WORK REQUIRED - The data below should be printed in full, exactly, and without any of its images.

PROVIDED INFORMATION -
━━━━━━

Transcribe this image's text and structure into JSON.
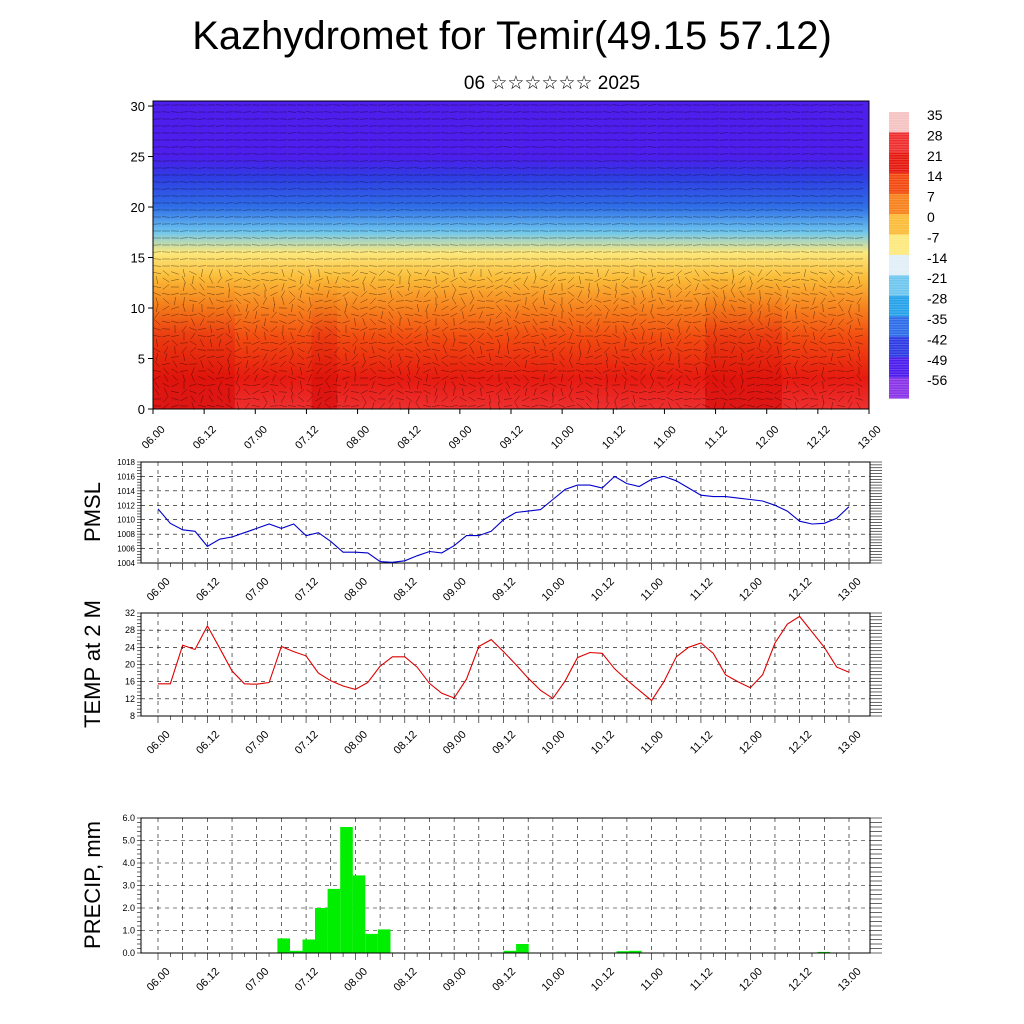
{
  "title": "Kazhydromet for Temir(49.15 57.12)",
  "subtitle": "06 ☆☆☆☆☆☆ 2025",
  "colorbar": {
    "labels": [
      "35",
      "28",
      "21",
      "14",
      "7",
      "0",
      "-7",
      "-14",
      "-21",
      "-28",
      "-35",
      "-42",
      "-49",
      "-56"
    ],
    "colors": [
      "#f6c3c3",
      "#ee3030",
      "#e61a10",
      "#f24a10",
      "#f7821e",
      "#fbbd3a",
      "#fde97e",
      "#e1eff8",
      "#6fc7ef",
      "#27a3ea",
      "#2f6ee8",
      "#2f3ce4",
      "#4d1eec",
      "#8a35e8"
    ]
  },
  "chart_data": [
    {
      "type": "heatmap",
      "name": "cross-section",
      "x_ticks": [
        "06.00",
        "06.12",
        "07.00",
        "07.12",
        "08.00",
        "08.12",
        "09.00",
        "09.12",
        "10.00",
        "10.12",
        "11.00",
        "11.12",
        "12.00",
        "12.12",
        "13.00"
      ],
      "y_ticks": [
        0,
        5,
        10,
        15,
        20,
        25,
        30
      ],
      "ylim": [
        0,
        30.5
      ],
      "profile": [
        {
          "level": 0,
          "value": 28
        },
        {
          "level": 3,
          "value": 24
        },
        {
          "level": 7,
          "value": 14
        },
        {
          "level": 10,
          "value": 7
        },
        {
          "level": 13,
          "value": 0
        },
        {
          "level": 15.5,
          "value": -10
        },
        {
          "level": 17.5,
          "value": -21
        },
        {
          "level": 20,
          "value": -35
        },
        {
          "level": 23,
          "value": -49
        },
        {
          "level": 25,
          "value": -56
        },
        {
          "level": 30.5,
          "value": -56
        }
      ],
      "vertical_bands": [
        {
          "x_from": 0.0,
          "x_to": 1.6,
          "color": "#e01010"
        },
        {
          "x_from": 3.1,
          "x_to": 3.6,
          "color": "#f0c020"
        },
        {
          "x_from": 10.8,
          "x_to": 12.3,
          "color": "#e01010"
        }
      ]
    },
    {
      "type": "line",
      "ylabel": "PMSL",
      "x_ticks": [
        "06.00",
        "06.12",
        "07.00",
        "07.12",
        "08.00",
        "08.12",
        "09.00",
        "09.12",
        "10.00",
        "10.12",
        "11.00",
        "11.12",
        "12.00",
        "12.12",
        "13.00"
      ],
      "y_ticks": [
        1004,
        1006,
        1008,
        1010,
        1012,
        1014,
        1016,
        1018
      ],
      "ylim": [
        1004,
        1018
      ],
      "color": "#0000cc",
      "values": [
        1011.5,
        1009.5,
        1008.6,
        1008.4,
        1006.3,
        1007.3,
        1007.6,
        1008.2,
        1008.8,
        1009.4,
        1008.8,
        1009.4,
        1007.8,
        1008.2,
        1007.0,
        1005.5,
        1005.5,
        1005.4,
        1004.2,
        1004.1,
        1004.3,
        1005.0,
        1005.6,
        1005.4,
        1006.4,
        1007.8,
        1007.8,
        1008.4,
        1010.0,
        1011.0,
        1011.2,
        1011.4,
        1012.8,
        1014.2,
        1014.8,
        1014.8,
        1014.4,
        1016.0,
        1015.0,
        1014.6,
        1015.6,
        1016.0,
        1015.4,
        1014.4,
        1013.4,
        1013.2,
        1013.2,
        1013.0,
        1012.8,
        1012.6,
        1012.0,
        1011.2,
        1009.8,
        1009.4,
        1009.5,
        1010.2,
        1011.8
      ]
    },
    {
      "type": "line",
      "ylabel": "TEMP at 2 M",
      "x_ticks": [
        "06.00",
        "06.12",
        "07.00",
        "07.12",
        "08.00",
        "08.12",
        "09.00",
        "09.12",
        "10.00",
        "10.12",
        "11.00",
        "11.12",
        "12.00",
        "12.12",
        "13.00"
      ],
      "y_ticks": [
        8,
        12,
        16,
        20,
        24,
        28,
        32
      ],
      "ylim": [
        8,
        32
      ],
      "color": "#dd0000",
      "values": [
        15.5,
        15.5,
        24.5,
        23.5,
        29.0,
        23.8,
        18.5,
        15.5,
        15.4,
        15.8,
        24.2,
        23.0,
        22.0,
        18.0,
        16.2,
        15.0,
        14.2,
        15.8,
        19.6,
        21.8,
        21.8,
        19.4,
        15.6,
        13.3,
        12.2,
        16.6,
        24.2,
        25.8,
        23.0,
        20.0,
        16.8,
        14.0,
        12.1,
        16.2,
        21.6,
        22.8,
        22.6,
        19.0,
        16.4,
        14.0,
        11.6,
        16.0,
        21.8,
        24.0,
        25.0,
        22.6,
        17.6,
        16.0,
        14.6,
        17.6,
        25.0,
        29.4,
        31.2,
        27.6,
        24.0,
        19.4,
        18.2
      ]
    },
    {
      "type": "bar",
      "ylabel": "PRECIP, mm",
      "x_ticks": [
        "06.00",
        "06.12",
        "07.00",
        "07.12",
        "08.00",
        "08.12",
        "09.00",
        "09.12",
        "10.00",
        "10.12",
        "11.00",
        "11.12",
        "12.00",
        "12.12",
        "13.00"
      ],
      "y_ticks": [
        "0.0",
        "1.0",
        "2.0",
        "3.0",
        "4.0",
        "5.0",
        "6.0"
      ],
      "ylim": [
        0,
        6
      ],
      "color": "#00ee00",
      "values": [
        0,
        0,
        0,
        0,
        0,
        0,
        0,
        0,
        0,
        0,
        0.65,
        0.1,
        0.6,
        2.0,
        2.85,
        5.6,
        3.45,
        0.85,
        1.05,
        0,
        0,
        0,
        0,
        0,
        0,
        0,
        0,
        0,
        0.1,
        0.4,
        0,
        0,
        0,
        0,
        0,
        0,
        0,
        0.08,
        0.1,
        0,
        0,
        0,
        0,
        0,
        0,
        0,
        0,
        0,
        0,
        0,
        0,
        0,
        0,
        0.05,
        0,
        0
      ]
    }
  ]
}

━━━━━━

EXERCISE OUTPUT -
Transcribe this image's text and structure into JSON.
{
  "title": "Kazhydromet for Temir(49.15 57.12)",
  "subtitle": "06 ☆☆☆☆☆☆ 2025",
  "colorbar": {
    "labels": [
      "35",
      "28",
      "21",
      "14",
      "7",
      "0",
      "-7",
      "-14",
      "-21",
      "-28",
      "-35",
      "-42",
      "-49",
      "-56"
    ],
    "colors": [
      "#f6c3c3",
      "#ee3030",
      "#e61a10",
      "#f24a10",
      "#f7821e",
      "#fbbd3a",
      "#fde97e",
      "#e1eff8",
      "#6fc7ef",
      "#27a3ea",
      "#2f6ee8",
      "#2f3ce4",
      "#4d1eec",
      "#8a35e8"
    ]
  },
  "chart_data": [
    {
      "type": "heatmap",
      "name": "cross-section",
      "x_ticks": [
        "06.00",
        "06.12",
        "07.00",
        "07.12",
        "08.00",
        "08.12",
        "09.00",
        "09.12",
        "10.00",
        "10.12",
        "11.00",
        "11.12",
        "12.00",
        "12.12",
        "13.00"
      ],
      "y_ticks": [
        0,
        5,
        10,
        15,
        20,
        25,
        30
      ],
      "ylim": [
        0,
        30.5
      ],
      "profile": [
        {
          "level": 0,
          "value": 28
        },
        {
          "level": 3,
          "value": 24
        },
        {
          "level": 7,
          "value": 14
        },
        {
          "level": 10,
          "value": 7
        },
        {
          "level": 13,
          "value": 0
        },
        {
          "level": 15.5,
          "value": -10
        },
        {
          "level": 17.5,
          "value": -21
        },
        {
          "level": 20,
          "value": -35
        },
        {
          "level": 23,
          "value": -49
        },
        {
          "level": 25,
          "value": -56
        },
        {
          "level": 30.5,
          "value": -56
        }
      ],
      "vertical_bands": [
        {
          "x_from": 0.0,
          "x_to": 1.6,
          "color": "#e01010"
        },
        {
          "x_from": 3.1,
          "x_to": 3.6,
          "color": "#f0c020"
        },
        {
          "x_from": 10.8,
          "x_to": 12.3,
          "color": "#e01010"
        }
      ]
    },
    {
      "type": "line",
      "ylabel": "PMSL",
      "x_ticks": [
        "06.00",
        "06.12",
        "07.00",
        "07.12",
        "08.00",
        "08.12",
        "09.00",
        "09.12",
        "10.00",
        "10.12",
        "11.00",
        "11.12",
        "12.00",
        "12.12",
        "13.00"
      ],
      "y_ticks": [
        1004,
        1006,
        1008,
        1010,
        1012,
        1014,
        1016,
        1018
      ],
      "ylim": [
        1004,
        1018
      ],
      "color": "#0000cc",
      "values": [
        1011.5,
        1009.5,
        1008.6,
        1008.4,
        1006.3,
        1007.3,
        1007.6,
        1008.2,
        1008.8,
        1009.4,
        1008.8,
        1009.4,
        1007.8,
        1008.2,
        1007.0,
        1005.5,
        1005.5,
        1005.4,
        1004.2,
        1004.1,
        1004.3,
        1005.0,
        1005.6,
        1005.4,
        1006.4,
        1007.8,
        1007.8,
        1008.4,
        1010.0,
        1011.0,
        1011.2,
        1011.4,
        1012.8,
        1014.2,
        1014.8,
        1014.8,
        1014.4,
        1016.0,
        1015.0,
        1014.6,
        1015.6,
        1016.0,
        1015.4,
        1014.4,
        1013.4,
        1013.2,
        1013.2,
        1013.0,
        1012.8,
        1012.6,
        1012.0,
        1011.2,
        1009.8,
        1009.4,
        1009.5,
        1010.2,
        1011.8
      ]
    },
    {
      "type": "line",
      "ylabel": "TEMP at 2 M",
      "x_ticks": [
        "06.00",
        "06.12",
        "07.00",
        "07.12",
        "08.00",
        "08.12",
        "09.00",
        "09.12",
        "10.00",
        "10.12",
        "11.00",
        "11.12",
        "12.00",
        "12.12",
        "13.00"
      ],
      "y_ticks": [
        8,
        12,
        16,
        20,
        24,
        28,
        32
      ],
      "ylim": [
        8,
        32
      ],
      "color": "#dd0000",
      "values": [
        15.5,
        15.5,
        24.5,
        23.5,
        29.0,
        23.8,
        18.5,
        15.5,
        15.4,
        15.8,
        24.2,
        23.0,
        22.0,
        18.0,
        16.2,
        15.0,
        14.2,
        15.8,
        19.6,
        21.8,
        21.8,
        19.4,
        15.6,
        13.3,
        12.2,
        16.6,
        24.2,
        25.8,
        23.0,
        20.0,
        16.8,
        14.0,
        12.1,
        16.2,
        21.6,
        22.8,
        22.6,
        19.0,
        16.4,
        14.0,
        11.6,
        16.0,
        21.8,
        24.0,
        25.0,
        22.6,
        17.6,
        16.0,
        14.6,
        17.6,
        25.0,
        29.4,
        31.2,
        27.6,
        24.0,
        19.4,
        18.2
      ]
    },
    {
      "type": "bar",
      "ylabel": "PRECIP, mm",
      "x_ticks": [
        "06.00",
        "06.12",
        "07.00",
        "07.12",
        "08.00",
        "08.12",
        "09.00",
        "09.12",
        "10.00",
        "10.12",
        "11.00",
        "11.12",
        "12.00",
        "12.12",
        "13.00"
      ],
      "y_ticks": [
        "0.0",
        "1.0",
        "2.0",
        "3.0",
        "4.0",
        "5.0",
        "6.0"
      ],
      "ylim": [
        0,
        6
      ],
      "color": "#00ee00",
      "values": [
        0,
        0,
        0,
        0,
        0,
        0,
        0,
        0,
        0,
        0,
        0.65,
        0.1,
        0.6,
        2.0,
        2.85,
        5.6,
        3.45,
        0.85,
        1.05,
        0,
        0,
        0,
        0,
        0,
        0,
        0,
        0,
        0,
        0.1,
        0.4,
        0,
        0,
        0,
        0,
        0,
        0,
        0,
        0.08,
        0.1,
        0,
        0,
        0,
        0,
        0,
        0,
        0,
        0,
        0,
        0,
        0,
        0,
        0,
        0,
        0.05,
        0,
        0
      ]
    }
  ]
}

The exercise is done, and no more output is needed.